*Written instruction*: Return all lines with the word "integer" in them.

##### Records supplied

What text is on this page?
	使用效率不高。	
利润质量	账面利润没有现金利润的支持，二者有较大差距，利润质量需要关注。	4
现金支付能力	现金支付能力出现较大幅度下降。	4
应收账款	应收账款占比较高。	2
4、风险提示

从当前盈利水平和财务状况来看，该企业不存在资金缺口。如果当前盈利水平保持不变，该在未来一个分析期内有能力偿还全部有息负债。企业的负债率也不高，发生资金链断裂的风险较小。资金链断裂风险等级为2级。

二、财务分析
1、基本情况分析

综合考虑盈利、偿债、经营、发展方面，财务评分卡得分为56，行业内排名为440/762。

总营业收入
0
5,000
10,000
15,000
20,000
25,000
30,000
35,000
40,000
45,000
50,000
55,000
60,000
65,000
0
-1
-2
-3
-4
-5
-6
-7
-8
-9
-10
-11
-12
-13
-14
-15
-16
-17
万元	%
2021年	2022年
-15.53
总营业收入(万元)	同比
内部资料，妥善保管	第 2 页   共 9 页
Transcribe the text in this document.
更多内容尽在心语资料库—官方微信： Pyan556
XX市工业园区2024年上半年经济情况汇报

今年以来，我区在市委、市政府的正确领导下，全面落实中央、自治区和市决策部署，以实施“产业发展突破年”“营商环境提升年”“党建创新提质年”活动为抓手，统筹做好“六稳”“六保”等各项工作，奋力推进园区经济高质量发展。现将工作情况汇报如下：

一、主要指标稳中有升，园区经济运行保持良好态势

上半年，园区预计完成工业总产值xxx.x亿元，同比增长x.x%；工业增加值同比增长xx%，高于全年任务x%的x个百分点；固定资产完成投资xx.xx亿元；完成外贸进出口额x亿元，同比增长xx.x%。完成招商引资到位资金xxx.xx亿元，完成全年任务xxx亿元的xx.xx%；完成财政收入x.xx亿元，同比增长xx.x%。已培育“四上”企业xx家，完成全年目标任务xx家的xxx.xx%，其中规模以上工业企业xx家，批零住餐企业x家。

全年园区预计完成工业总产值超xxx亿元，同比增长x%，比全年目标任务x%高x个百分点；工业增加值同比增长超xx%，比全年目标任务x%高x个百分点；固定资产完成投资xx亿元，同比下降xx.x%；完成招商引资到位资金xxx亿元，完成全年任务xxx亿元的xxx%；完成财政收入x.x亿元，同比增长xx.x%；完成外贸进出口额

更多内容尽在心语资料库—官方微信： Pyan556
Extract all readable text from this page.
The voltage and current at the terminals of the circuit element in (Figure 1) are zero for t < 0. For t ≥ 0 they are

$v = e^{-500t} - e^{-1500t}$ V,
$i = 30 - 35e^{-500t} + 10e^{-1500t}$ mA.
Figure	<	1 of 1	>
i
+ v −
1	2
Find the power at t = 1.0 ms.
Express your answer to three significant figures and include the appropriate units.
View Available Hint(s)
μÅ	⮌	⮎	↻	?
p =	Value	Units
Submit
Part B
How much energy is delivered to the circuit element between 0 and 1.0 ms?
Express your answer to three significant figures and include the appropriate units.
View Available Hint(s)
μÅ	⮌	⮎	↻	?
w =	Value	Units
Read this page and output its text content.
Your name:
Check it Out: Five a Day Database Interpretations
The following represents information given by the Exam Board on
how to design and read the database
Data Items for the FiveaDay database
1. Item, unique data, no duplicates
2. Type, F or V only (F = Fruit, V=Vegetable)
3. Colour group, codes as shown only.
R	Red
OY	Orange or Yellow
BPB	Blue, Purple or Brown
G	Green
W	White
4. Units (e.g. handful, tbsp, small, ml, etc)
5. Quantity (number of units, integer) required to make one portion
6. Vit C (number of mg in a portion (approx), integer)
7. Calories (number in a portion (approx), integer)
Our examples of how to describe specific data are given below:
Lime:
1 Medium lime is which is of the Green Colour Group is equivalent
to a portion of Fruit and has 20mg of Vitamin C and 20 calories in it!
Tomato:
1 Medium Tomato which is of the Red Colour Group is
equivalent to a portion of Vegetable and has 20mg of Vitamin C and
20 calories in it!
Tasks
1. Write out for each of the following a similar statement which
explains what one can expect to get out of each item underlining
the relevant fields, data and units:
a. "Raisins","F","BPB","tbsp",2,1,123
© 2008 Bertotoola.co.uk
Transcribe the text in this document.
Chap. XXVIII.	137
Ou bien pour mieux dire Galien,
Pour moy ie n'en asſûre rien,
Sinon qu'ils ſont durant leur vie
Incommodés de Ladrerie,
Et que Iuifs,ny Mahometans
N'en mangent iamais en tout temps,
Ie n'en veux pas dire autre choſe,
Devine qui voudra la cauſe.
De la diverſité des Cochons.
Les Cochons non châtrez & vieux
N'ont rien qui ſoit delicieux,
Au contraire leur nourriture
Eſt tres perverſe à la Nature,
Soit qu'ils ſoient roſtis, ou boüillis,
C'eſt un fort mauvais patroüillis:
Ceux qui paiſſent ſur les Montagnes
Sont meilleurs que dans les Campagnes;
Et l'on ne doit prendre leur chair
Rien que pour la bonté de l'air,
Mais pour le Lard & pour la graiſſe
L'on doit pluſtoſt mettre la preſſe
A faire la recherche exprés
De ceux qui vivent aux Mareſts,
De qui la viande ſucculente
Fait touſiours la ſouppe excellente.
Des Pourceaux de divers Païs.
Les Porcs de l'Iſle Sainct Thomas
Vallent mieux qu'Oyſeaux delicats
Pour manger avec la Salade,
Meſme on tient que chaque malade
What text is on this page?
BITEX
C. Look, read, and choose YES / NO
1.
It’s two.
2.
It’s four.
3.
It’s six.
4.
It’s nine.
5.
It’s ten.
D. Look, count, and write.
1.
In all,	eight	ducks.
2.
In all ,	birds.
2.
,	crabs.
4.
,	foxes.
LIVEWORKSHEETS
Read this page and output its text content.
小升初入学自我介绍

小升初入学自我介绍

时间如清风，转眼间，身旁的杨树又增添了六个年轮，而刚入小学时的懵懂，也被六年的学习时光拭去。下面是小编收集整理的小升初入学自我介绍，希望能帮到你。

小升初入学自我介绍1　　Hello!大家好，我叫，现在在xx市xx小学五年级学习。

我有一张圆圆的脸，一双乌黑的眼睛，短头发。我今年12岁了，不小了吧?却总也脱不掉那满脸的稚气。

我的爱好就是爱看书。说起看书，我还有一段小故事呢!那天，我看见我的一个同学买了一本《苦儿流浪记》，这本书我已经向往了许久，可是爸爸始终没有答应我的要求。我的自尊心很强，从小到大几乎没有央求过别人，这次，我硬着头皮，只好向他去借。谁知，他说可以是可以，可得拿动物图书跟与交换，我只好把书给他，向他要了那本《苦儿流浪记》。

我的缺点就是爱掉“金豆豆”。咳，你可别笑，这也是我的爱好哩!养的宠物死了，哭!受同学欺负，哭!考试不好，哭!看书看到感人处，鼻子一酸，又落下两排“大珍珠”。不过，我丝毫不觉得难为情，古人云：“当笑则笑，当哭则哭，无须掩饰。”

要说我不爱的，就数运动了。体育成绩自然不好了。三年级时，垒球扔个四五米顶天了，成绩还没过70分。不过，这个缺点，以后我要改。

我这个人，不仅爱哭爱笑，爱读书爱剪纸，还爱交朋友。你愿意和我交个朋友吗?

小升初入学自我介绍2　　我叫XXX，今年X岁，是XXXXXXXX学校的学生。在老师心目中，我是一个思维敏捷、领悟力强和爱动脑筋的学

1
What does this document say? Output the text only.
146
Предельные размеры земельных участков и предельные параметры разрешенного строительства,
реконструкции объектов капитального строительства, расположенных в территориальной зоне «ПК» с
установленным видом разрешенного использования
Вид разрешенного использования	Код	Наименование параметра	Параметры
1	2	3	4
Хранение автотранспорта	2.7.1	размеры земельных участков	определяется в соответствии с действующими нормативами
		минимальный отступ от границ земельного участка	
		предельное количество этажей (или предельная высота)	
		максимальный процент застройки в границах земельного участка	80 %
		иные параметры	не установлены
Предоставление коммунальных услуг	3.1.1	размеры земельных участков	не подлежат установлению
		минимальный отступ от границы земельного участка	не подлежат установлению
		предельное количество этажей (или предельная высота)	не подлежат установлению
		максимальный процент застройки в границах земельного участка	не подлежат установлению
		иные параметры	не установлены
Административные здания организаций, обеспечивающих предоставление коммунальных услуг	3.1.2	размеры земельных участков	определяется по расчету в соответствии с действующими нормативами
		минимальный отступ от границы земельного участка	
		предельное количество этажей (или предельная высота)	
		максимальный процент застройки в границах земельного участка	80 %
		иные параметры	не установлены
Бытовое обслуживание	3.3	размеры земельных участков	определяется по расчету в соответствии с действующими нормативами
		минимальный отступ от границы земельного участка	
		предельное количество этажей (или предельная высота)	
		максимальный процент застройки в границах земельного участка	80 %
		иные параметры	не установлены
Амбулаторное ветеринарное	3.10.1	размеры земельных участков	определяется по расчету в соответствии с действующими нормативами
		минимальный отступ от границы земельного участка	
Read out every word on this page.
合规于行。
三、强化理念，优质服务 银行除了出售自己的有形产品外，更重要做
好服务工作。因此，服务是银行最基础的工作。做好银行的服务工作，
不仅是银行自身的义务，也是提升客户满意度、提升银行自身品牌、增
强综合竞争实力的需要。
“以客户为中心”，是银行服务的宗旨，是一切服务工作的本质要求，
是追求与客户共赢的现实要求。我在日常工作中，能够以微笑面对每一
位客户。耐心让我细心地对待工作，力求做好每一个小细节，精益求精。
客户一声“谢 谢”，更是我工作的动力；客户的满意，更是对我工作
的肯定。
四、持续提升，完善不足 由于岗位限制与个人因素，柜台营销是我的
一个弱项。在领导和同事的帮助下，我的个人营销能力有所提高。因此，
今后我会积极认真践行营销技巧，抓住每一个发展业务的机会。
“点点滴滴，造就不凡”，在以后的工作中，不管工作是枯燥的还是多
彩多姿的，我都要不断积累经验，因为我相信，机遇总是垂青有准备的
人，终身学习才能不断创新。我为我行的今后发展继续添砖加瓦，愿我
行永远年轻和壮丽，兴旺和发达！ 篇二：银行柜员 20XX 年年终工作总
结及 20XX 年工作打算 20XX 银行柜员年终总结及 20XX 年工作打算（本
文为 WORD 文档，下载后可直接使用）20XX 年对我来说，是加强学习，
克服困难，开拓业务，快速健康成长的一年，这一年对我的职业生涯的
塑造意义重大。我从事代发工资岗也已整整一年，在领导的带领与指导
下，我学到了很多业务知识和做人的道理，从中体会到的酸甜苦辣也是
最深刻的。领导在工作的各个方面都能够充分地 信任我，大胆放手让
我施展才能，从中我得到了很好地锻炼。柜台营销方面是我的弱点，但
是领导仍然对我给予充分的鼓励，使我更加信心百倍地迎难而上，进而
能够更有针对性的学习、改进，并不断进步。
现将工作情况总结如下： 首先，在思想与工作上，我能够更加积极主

##########

*Result below*:
5. Quantity (number of units, integer) required to make one portion
6. Vit C (number of mg in a portion (approx), integer)
7. Calories (number in a portion (approx), integer)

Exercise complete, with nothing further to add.